- [The tasks]
• 1. Reproduce the passage of the blog post on Randy Pausch's last lecture from "He talked about" to "for teaching students.".
• 2. Continue the blog post on Randy Pausch's last lecture, starting right after its final sentence.

Sunday, October 20, 2013

Blog Assignment #10

"You just have to decide if you’re a Tigger or an Eeyore."

I watched Randy Pausch’s last lecture video as well as read the official transcript on his lecture. This way I was able to have a better understanding of what he was discussing. I really enjoyed the lecture that Randy gave. He opened his lecture with a great attitude and audience engaging humor.
He talked about how you should always be a Tigger in life. By saying this, he meant to never loose your childlike wonder and to have fun with every aspect of your life. Although Dr. Pausch only had three to six months to live, he didn’t let that stop him from living his life to the fullest. By him keeping a positive attitude and having his childlike wonder, he was able to keep his dreams alive and strive forward to the things ahead. For children, they believe they can do anything and set their goals as high as they can imagine. We should always try and let the child inside of us come out so that we don’t set limits to our dreams. Pausch taught a class at Carnegie Mellon University that was a project based learning class. He said that "The best way to teach somebody something, is to have them think that they're learning something else." I think this is a great view for teaching students.

- [Given information]
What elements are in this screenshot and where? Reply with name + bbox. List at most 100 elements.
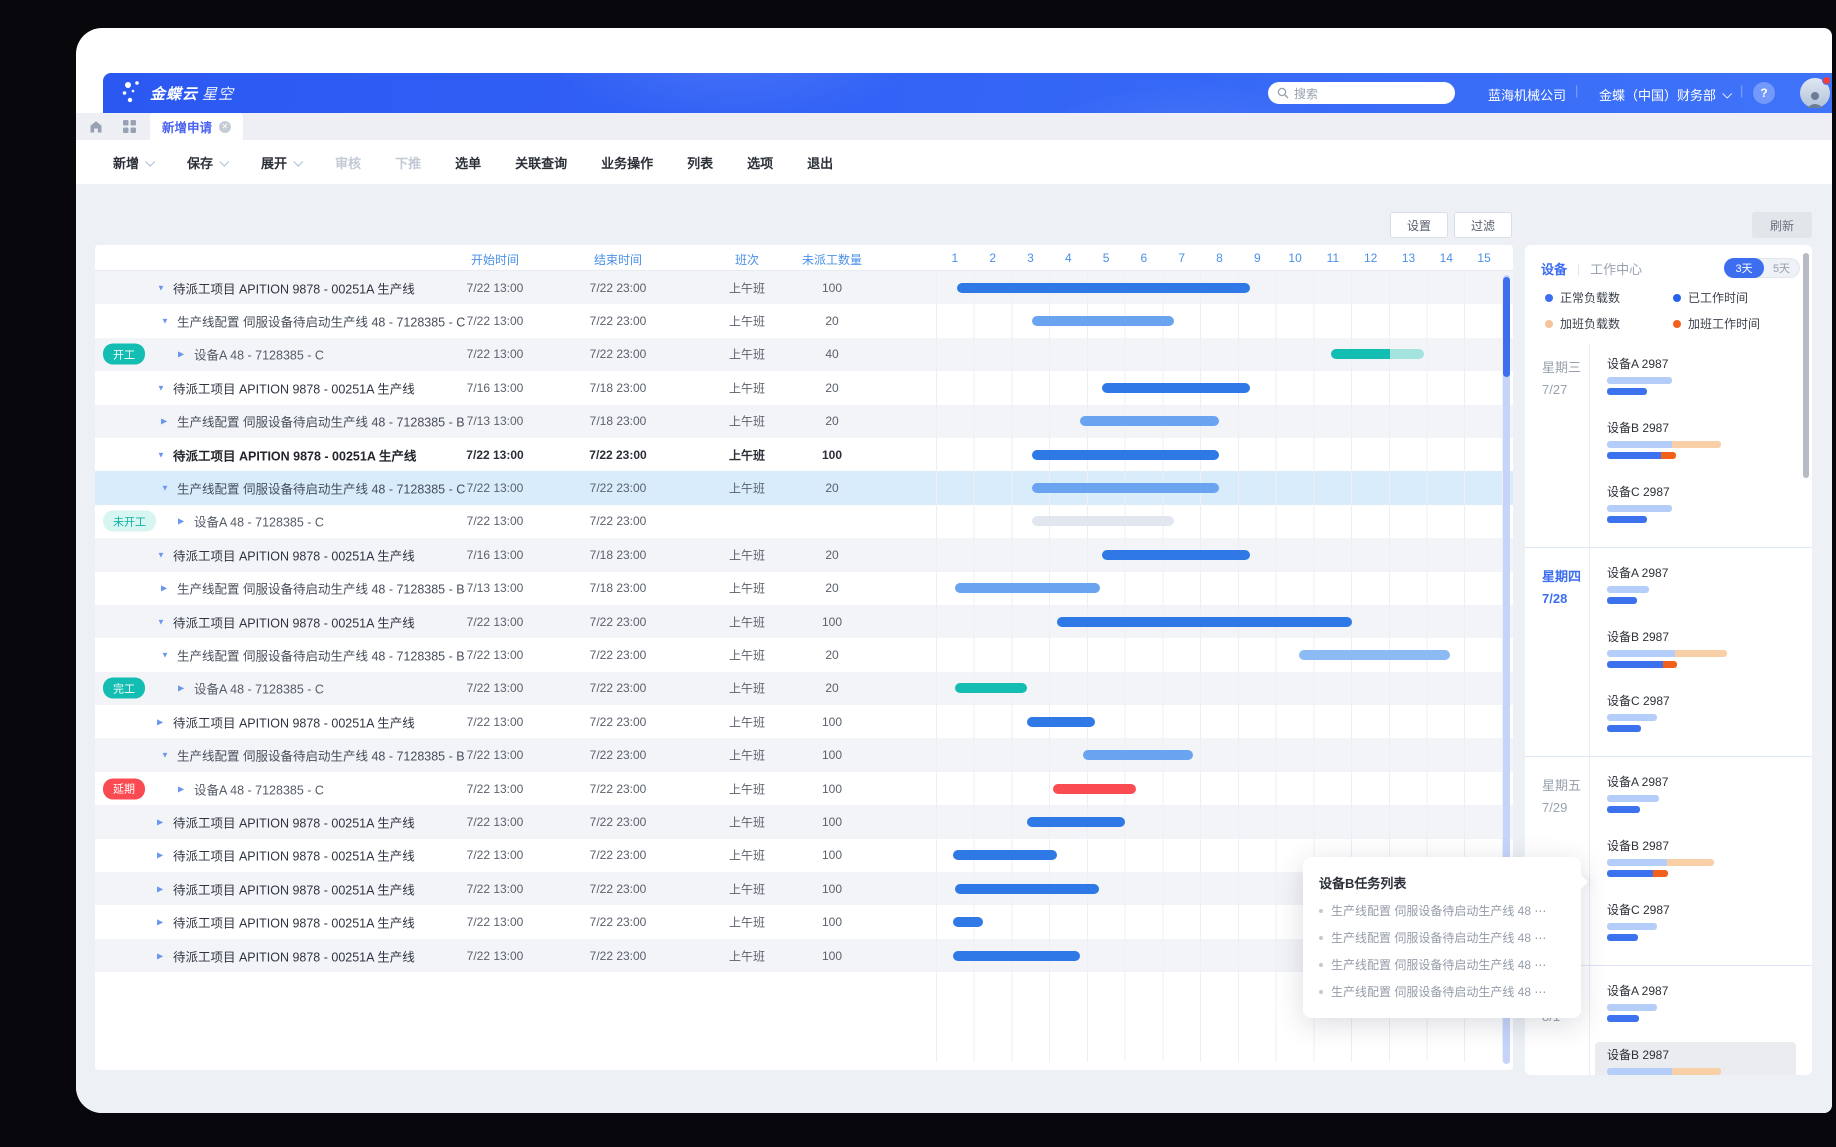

- [Per-task outputs]
• 1.
He talked about how you should always be a Tigger in life. By saying this, he meant to never loose your childlike wonder and to have fun with every aspect of your life. Although Dr. Pausch only had three to six months to live, he didn’t let that stop him from living his life to the fullest. By him keeping a positive attitude and having his childlike wonder, he was able to keep his dreams alive and strive forward to the things ahead. For children, they believe they can do anything and set their goals as high as they can imagine. We should always try and let the child inside of us come out so that we don’t set limits to our dreams. Pausch taught a class at Carnegie Mellon University that was a project based learning class. He said that "The best way to teach somebody something, is to have them think that they're learning something else." I think this is a great view for teaching students.

• 2.
In Dr. Pausch’s lecture, he also spent a lot of time discussing dreaming. Everyone has dreams, especially when we were younger. Dr. Pausch never gave up on his dreams, though. By bringing in life stories, Pausch was able to keep the audience interested in what was being said. He describes all the dream that ran through his head as a child such as: Being in zero gravity, playing in the National Football League, authoring an article in the World Book Encyclopedia, being Captain Kirk, winning stuffed animals, and being an Imagineer.He stated that it is important to have specific dreams to go after. He continued to reach for them until he experienced each of them in a way that satisfied him. When you have a dream, you have to have the mindset that one day they will actually happen and you must keep striving for them, even when the going gets tough. As a teacher, we will have students come to us with dreams that only they could imagine. We must encourage them to never stop chasing their dreams and to never give up on them. When assisting students in reaching their goals, we are helping them take knowledge outside of the classroom and chase their dreams in the real world. We can help them to turn their dreams into reality. Dr. Pausch also talks about a “head fake”. This is the concept of teaching you students a certain game or activity, but in reality they are learning life lessons from it. In these situations, the task is not really about the activity but more about learning teamwork, social skills, or anything else that could be helpful to a child as they grow up.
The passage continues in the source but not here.